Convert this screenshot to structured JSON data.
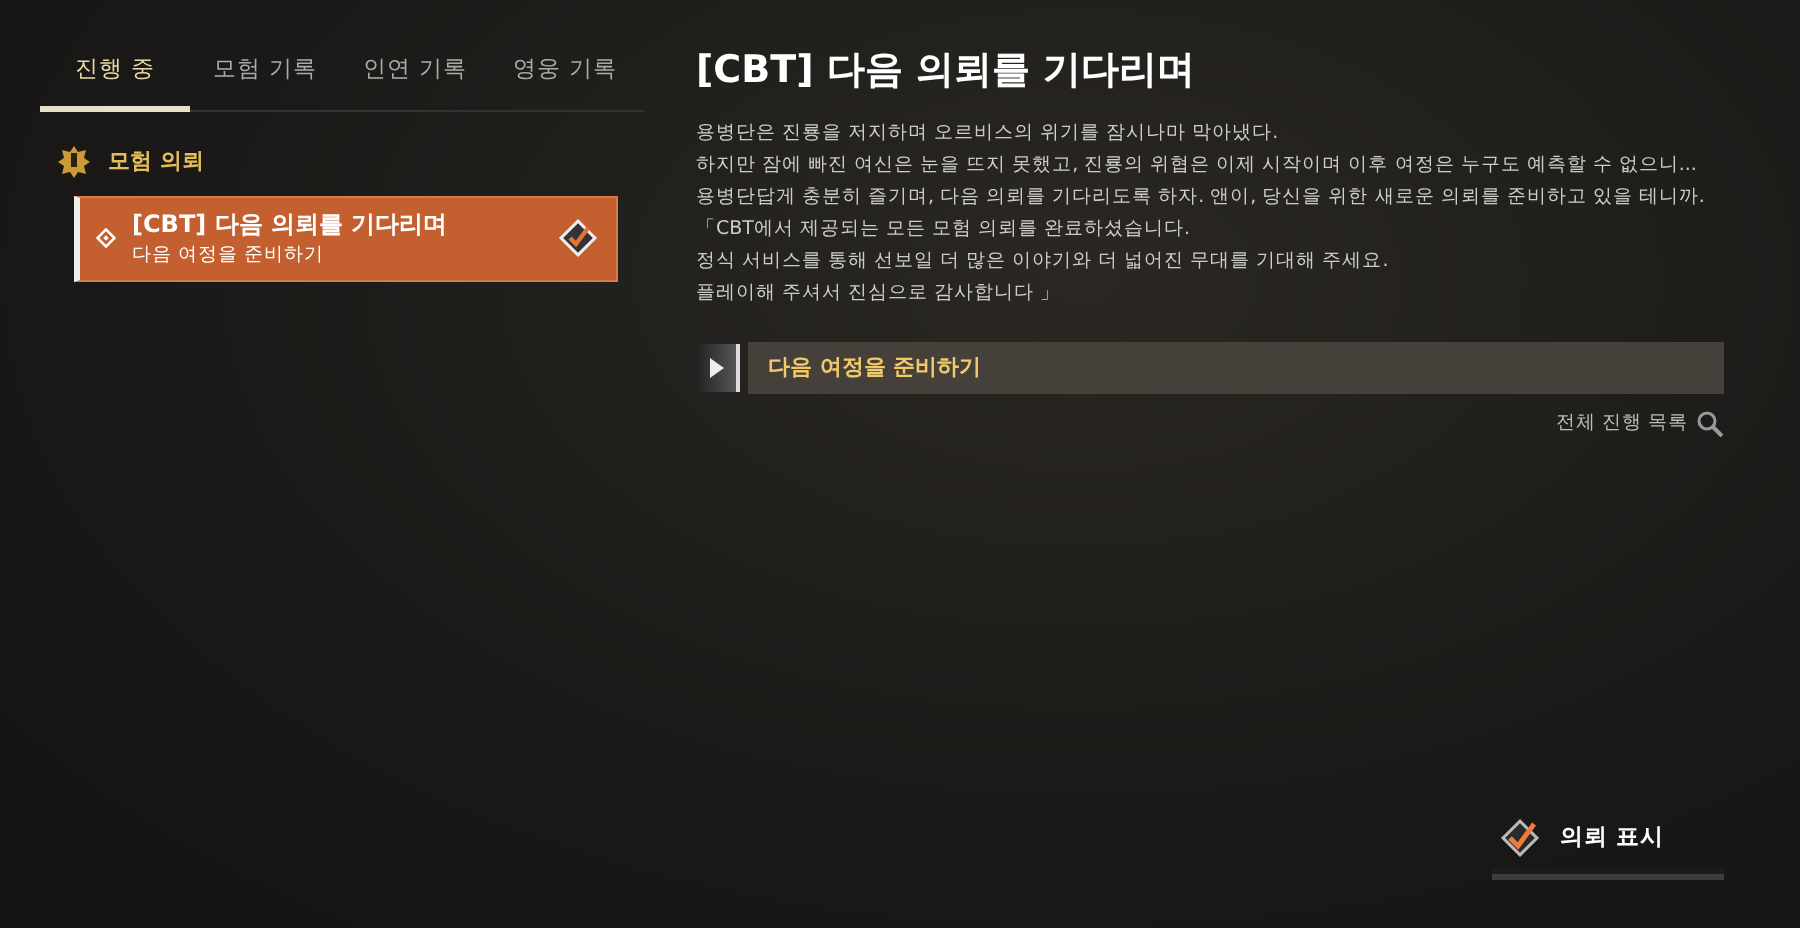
{
  "tabs": [
    {
      "label": "진행 중",
      "selected": true
    },
    {
      "label": "모험 기록",
      "selected": false
    },
    {
      "label": "인연 기록",
      "selected": false
    },
    {
      "label": "영웅 기록",
      "selected": false
    }
  ],
  "category": {
    "label": "모험 의뢰"
  },
  "quests": [
    {
      "title": "[CBT] 다음 의뢰를 기다리며",
      "subtitle": "다음 여정을 준비하기",
      "selected": true,
      "tracked": true
    }
  ],
  "detail": {
    "title": "[CBT] 다음 의뢰를 기다리며",
    "lines": [
      "용병단은 진룡을 저지하며 오르비스의 위기를 잠시나마 막아냈다.",
      "하지만 잠에 빠진 여신은 눈을 뜨지 못했고, 진룡의 위협은 이제 시작이며 이후 여정은 누구도 예측할 수 없으니...",
      "용병단답게 충분히 즐기며, 다음 의뢰를 기다리도록 하자. 앤이, 당신을 위한 새로운 의뢰를 준비하고 있을 테니까.",
      "「CBT에서 제공되는 모든 모험 의뢰를 완료하셨습니다.",
      "정식 서비스를 통해 선보일 더 많은 이야기와 더 넓어진 무대를 기대해 주세요.",
      "플레이해 주셔서 진심으로 감사합니다 」"
    ],
    "objective": "다음 여정을 준비하기",
    "progress_link": "전체 진행 목록"
  },
  "track_button": {
    "label": "의뢰 표시",
    "checked": true
  }
}
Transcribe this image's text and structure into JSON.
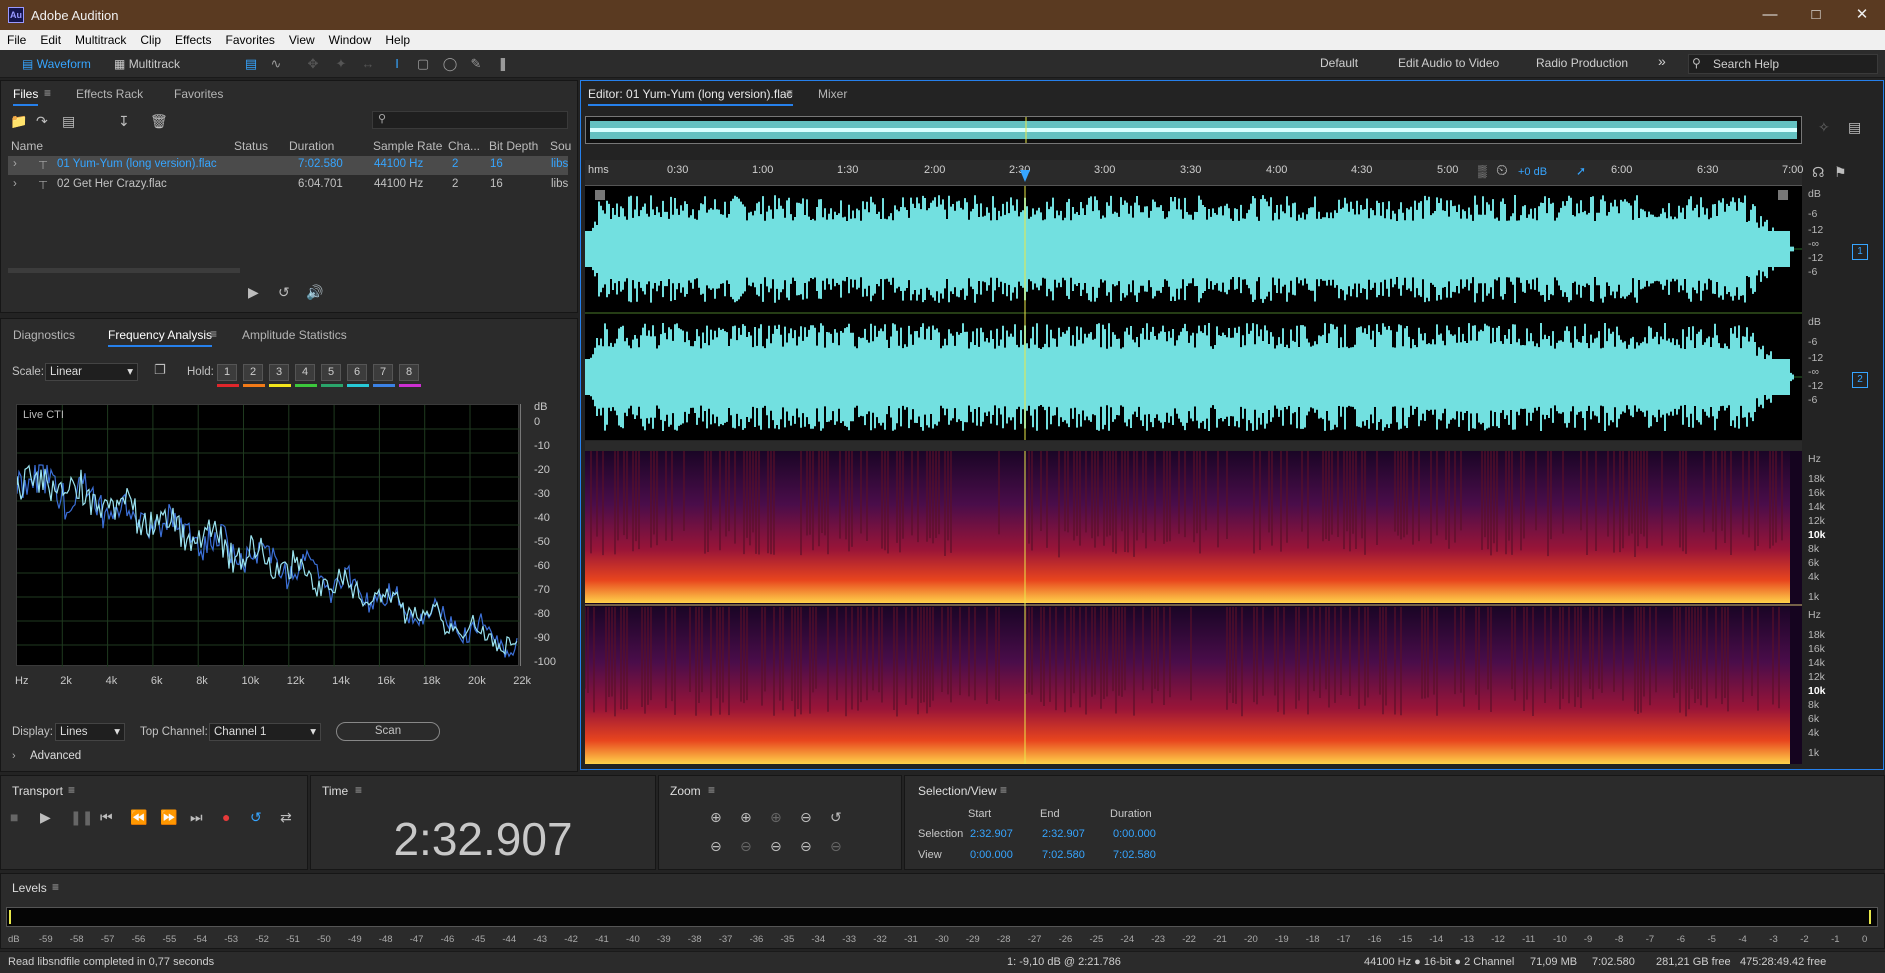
{
  "window": {
    "title": "Adobe Audition",
    "icon": "Au"
  },
  "menu": [
    "File",
    "Edit",
    "Multitrack",
    "Clip",
    "Effects",
    "Favorites",
    "View",
    "Window",
    "Help"
  ],
  "toolbar": {
    "waveform": "Waveform",
    "multitrack": "Multitrack",
    "workspaces": [
      "Default",
      "Edit Audio to Video",
      "Radio Production"
    ],
    "search_placeholder": "Search Help"
  },
  "files_panel": {
    "tabs": [
      "Files",
      "Effects Rack",
      "Favorites"
    ],
    "columns": [
      "Name",
      "Status",
      "Duration",
      "Sample Rate",
      "Cha...",
      "Bit Depth",
      "Sou"
    ],
    "rows": [
      {
        "name": "01 Yum-Yum (long version).flac",
        "duration": "7:02.580",
        "rate": "44100 Hz",
        "channels": "2",
        "bits": "16",
        "source": "libs"
      },
      {
        "name": "02 Get Her Crazy.flac",
        "duration": "6:04.701",
        "rate": "44100 Hz",
        "channels": "2",
        "bits": "16",
        "source": "libs"
      }
    ]
  },
  "analysis_panel": {
    "tabs": [
      "Diagnostics",
      "Frequency Analysis",
      "Amplitude Statistics"
    ],
    "scale_label": "Scale:",
    "scale_value": "Linear",
    "hold_label": "Hold:",
    "hold_buttons": [
      "1",
      "2",
      "3",
      "4",
      "5",
      "6",
      "7",
      "8"
    ],
    "hold_colors": [
      "#e0262b",
      "#f27a18",
      "#f2e51b",
      "#3cc83c",
      "#2aa56b",
      "#27c9d6",
      "#3b82e6",
      "#cc2fd1"
    ],
    "plot_title": "Live CTI",
    "db_label": "dB",
    "db_ticks": [
      "0",
      "-10",
      "-20",
      "-30",
      "-40",
      "-50",
      "-60",
      "-70",
      "-80",
      "-90",
      "-100"
    ],
    "hz_ticks": [
      "Hz",
      "2k",
      "4k",
      "6k",
      "8k",
      "10k",
      "12k",
      "14k",
      "16k",
      "18k",
      "20k",
      "22k"
    ],
    "display_label": "Display:",
    "display_value": "Lines",
    "top_channel_label": "Top Channel:",
    "top_channel_value": "Channel 1",
    "scan": "Scan",
    "advanced": "Advanced"
  },
  "editor": {
    "tabs": [
      "Editor: 01 Yum-Yum (long version).flac",
      "Mixer"
    ],
    "ruler_unit": "hms",
    "ruler": [
      "0:30",
      "1:00",
      "1:30",
      "2:00",
      "2:30",
      "3:00",
      "3:30",
      "4:00",
      "4:30",
      "5:00",
      "6:00",
      "6:30",
      "7:00"
    ],
    "gain": "+0 dB",
    "db_ticks": [
      "dB",
      "-6",
      "-12",
      "-∞",
      "-12",
      "-6"
    ],
    "hz_ticks": [
      "Hz",
      "18k",
      "16k",
      "14k",
      "12k",
      "10k",
      "8k",
      "6k",
      "4k",
      "1k"
    ],
    "channel_badges": [
      "1",
      "2"
    ]
  },
  "transport": {
    "title": "Transport"
  },
  "time": {
    "title": "Time",
    "value": "2:32.907"
  },
  "zoom": {
    "title": "Zoom"
  },
  "selection_view": {
    "title": "Selection/View",
    "cols": [
      "Start",
      "End",
      "Duration"
    ],
    "selection_label": "Selection",
    "selection": [
      "2:32.907",
      "2:32.907",
      "0:00.000"
    ],
    "view_label": "View",
    "view": [
      "0:00.000",
      "7:02.580",
      "7:02.580"
    ]
  },
  "levels": {
    "title": "Levels",
    "ticks": [
      "dB",
      "-59",
      "-58",
      "-57",
      "-56",
      "-55",
      "-54",
      "-53",
      "-52",
      "-51",
      "-50",
      "-49",
      "-48",
      "-47",
      "-46",
      "-45",
      "-44",
      "-43",
      "-42",
      "-41",
      "-40",
      "-39",
      "-38",
      "-37",
      "-36",
      "-35",
      "-34",
      "-33",
      "-32",
      "-31",
      "-30",
      "-29",
      "-28",
      "-27",
      "-26",
      "-25",
      "-24",
      "-23",
      "-22",
      "-21",
      "-20",
      "-19",
      "-18",
      "-17",
      "-16",
      "-15",
      "-14",
      "-13",
      "-12",
      "-11",
      "-10",
      "-9",
      "-8",
      "-7",
      "-6",
      "-5",
      "-4",
      "-3",
      "-2",
      "-1",
      "0"
    ]
  },
  "status": {
    "message": "Read libsndfile completed in 0,77 seconds",
    "cursor": "1: -9,10 dB @ 2:21.786",
    "format": "44100 Hz ● 16-bit ● 2 Channel",
    "size": "71,09 MB",
    "duration": "7:02.580",
    "free": "281,21 GB free",
    "free_time": "475:28:49.42 free"
  },
  "colors": {
    "accent": "#2680eb",
    "waveform": "#72e0e0",
    "playhead": "#e8e84a"
  }
}
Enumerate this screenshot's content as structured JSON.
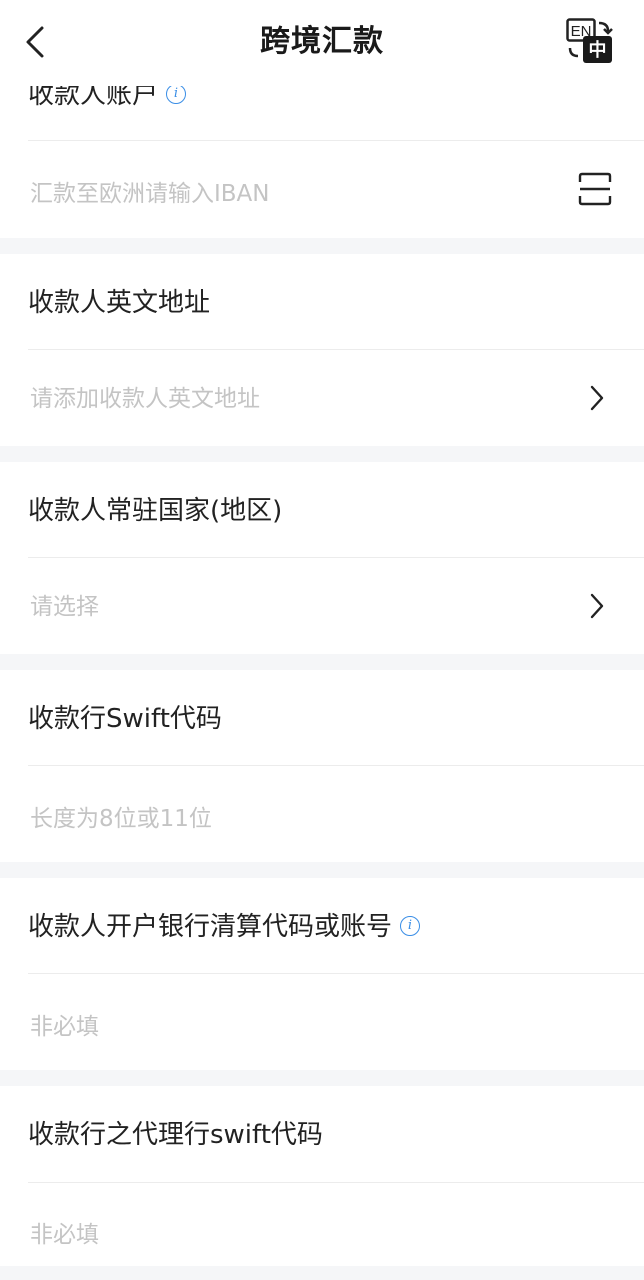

┄┄┄┄┄┄

Goal:
Write out again every line above exactly as given; the pictures do not belong in the copy.

Solved exercise:
Convert this screenshot to structured JSON data.
{
  "tabs": [
    {
      "label": "진행 중",
      "selected": true
    },
    {
      "label": "모험 기록",
      "selected": false
    },
    {
      "label": "인연 기록",
      "selected": false
    },
    {
      "label": "영웅 기록",
      "selected": false
    }
  ],
  "category": {
    "label": "모험 의뢰"
  },
  "quests": [
    {
      "title": "[CBT] 다음 의뢰를 기다리며",
      "subtitle": "다음 여정을 준비하기",
      "selected": true,
      "tracked": true
    }
  ],
  "detail": {
    "title": "[CBT] 다음 의뢰를 기다리며",
    "lines": [
      "용병단은 진룡을 저지하며 오르비스의 위기를 잠시나마 막아냈다.",
      "하지만 잠에 빠진 여신은 눈을 뜨지 못했고, 진룡의 위협은 이제 시작이며 이후 여정은 누구도 예측할 수 없으니...",
      "용병단답게 충분히 즐기며, 다음 의뢰를 기다리도록 하자. 앤이, 당신을 위한 새로운 의뢰를 준비하고 있을 테니까.",
      "「CBT에서 제공되는 모든 모험 의뢰를 완료하셨습니다.",
      "정식 서비스를 통해 선보일 더 많은 이야기와 더 넓어진 무대를 기대해 주세요.",
      "플레이해 주셔서 진심으로 감사합니다 」"
    ],
    "objective": "다음 여정을 준비하기",
    "progress_link": "전체 진행 목록"
  },
  "track_button": {
    "label": "의뢰 표시",
    "checked": true
  }
}
Transcribe this image's text and structure into JSON.
{
  "window": {
    "title": "Adobe Audition",
    "icon": "Au"
  },
  "menu": [
    "File",
    "Edit",
    "Multitrack",
    "Clip",
    "Effects",
    "Favorites",
    "View",
    "Window",
    "Help"
  ],
  "toolbar": {
    "waveform": "Waveform",
    "multitrack": "Multitrack",
    "workspaces": [
      "Default",
      "Edit Audio to Video",
      "Radio Production"
    ],
    "search_placeholder": "Search Help"
  },
  "files_panel": {
    "tabs": [
      "Files",
      "Effects Rack",
      "Favorites"
    ],
    "columns": [
      "Name",
      "Status",
      "Duration",
      "Sample Rate",
      "Cha...",
      "Bit Depth",
      "Sou"
    ],
    "rows": [
      {
        "name": "01 Yum-Yum (long version).flac",
        "duration": "7:02.580",
        "rate": "44100 Hz",
        "channels": "2",
        "bits": "16",
        "source": "libs"
      },
      {
        "name": "02 Get Her Crazy.flac",
        "duration": "6:04.701",
        "rate": "44100 Hz",
        "channels": "2",
        "bits": "16",
        "source": "libs"
      }
    ]
  },
  "analysis_panel": {
    "tabs": [
      "Diagnostics",
      "Frequency Analysis",
      "Amplitude Statistics"
    ],
    "scale_label": "Scale:",
    "scale_value": "Linear",
    "hold_label": "Hold:",
    "hold_buttons": [
      "1",
      "2",
      "3",
      "4",
      "5",
      "6",
      "7",
      "8"
    ],
    "hold_colors": [
      "#e0262b",
      "#f27a18",
      "#f2e51b",
      "#3cc83c",
      "#2aa56b",
      "#27c9d6",
      "#3b82e6",
      "#cc2fd1"
    ],
    "plot_title": "Live CTI",
    "db_label": "dB",
    "db_ticks": [
      "0",
      "-10",
      "-20",
      "-30",
      "-40",
      "-50",
      "-60",
      "-70",
      "-80",
      "-90",
      "-100"
    ],
    "hz_ticks": [
      "Hz",
      "2k",
      "4k",
      "6k",
      "8k",
      "10k",
      "12k",
      "14k",
      "16k",
      "18k",
      "20k",
      "22k"
    ],
    "display_label": "Display:",
    "display_value": "Lines",
    "top_channel_label": "Top Channel:",
    "top_channel_value": "Channel 1",
    "scan": "Scan",
    "advanced": "Advanced"
  },
  "editor": {
    "tabs": [
      "Editor: 01 Yum-Yum (long version).flac",
      "Mixer"
    ],
    "ruler_unit": "hms",
    "ruler": [
      "0:30",
      "1:00",
      "1:30",
      "2:00",
      "2:30",
      "3:00",
      "3:30",
      "4:00",
      "4:30",
      "5:00",
      "6:00",
      "6:30",
      "7:00"
    ],
    "gain": "+0 dB",
    "db_ticks": [
      "dB",
      "-6",
      "-12",
      "-∞",
      "-12",
      "-6"
    ],
    "hz_ticks": [
      "Hz",
      "18k",
      "16k",
      "14k",
      "12k",
      "10k",
      "8k",
      "6k",
      "4k",
      "1k"
    ],
    "channel_badges": [
      "1",
      "2"
    ]
  },
  "transport": {
    "title": "Transport"
  },
  "time": {
    "title": "Time",
    "value": "2:32.907"
  },
  "zoom": {
    "title": "Zoom"
  },
  "selection_view": {
    "title": "Selection/View",
    "cols": [
      "Start",
      "End",
      "Duration"
    ],
    "selection_label": "Selection",
    "selection": [
      "2:32.907",
      "2:32.907",
      "0:00.000"
    ],
    "view_label": "View",
    "view": [
      "0:00.000",
      "7:02.580",
      "7:02.580"
    ]
  },
  "levels": {
    "title": "Levels",
    "ticks": [
      "dB",
      "-59",
      "-58",
      "-57",
      "-56",
      "-55",
      "-54",
      "-53",
      "-52",
      "-51",
      "-50",
      "-49",
      "-48",
      "-47",
      "-46",
      "-45",
      "-44",
      "-43",
      "-42",
      "-41",
      "-40",
      "-39",
      "-38",
      "-37",
      "-36",
      "-35",
      "-34",
      "-33",
      "-32",
      "-31",
      "-30",
      "-29",
      "-28",
      "-27",
      "-26",
      "-25",
      "-24",
      "-23",
      "-22",
      "-21",
      "-20",
      "-19",
      "-18",
      "-17",
      "-16",
      "-15",
      "-14",
      "-13",
      "-12",
      "-11",
      "-10",
      "-9",
      "-8",
      "-7",
      "-6",
      "-5",
      "-4",
      "-3",
      "-2",
      "-1",
      "0"
    ]
  },
  "status": {
    "message": "Read libsndfile completed in 0,77 seconds",
    "cursor": "1: -9,10 dB @ 2:21.786",
    "format": "44100 Hz ● 16-bit ● 2 Channel",
    "size": "71,09 MB",
    "duration": "7:02.580",
    "free": "281,21 GB free",
    "free_time": "475:28:49.42 free"
  },
  "colors": {
    "accent": "#2680eb",
    "waveform": "#72e0e0",
    "playhead": "#e8e84a"
  }
}
Enumerate this screenshot's content as structured JSON.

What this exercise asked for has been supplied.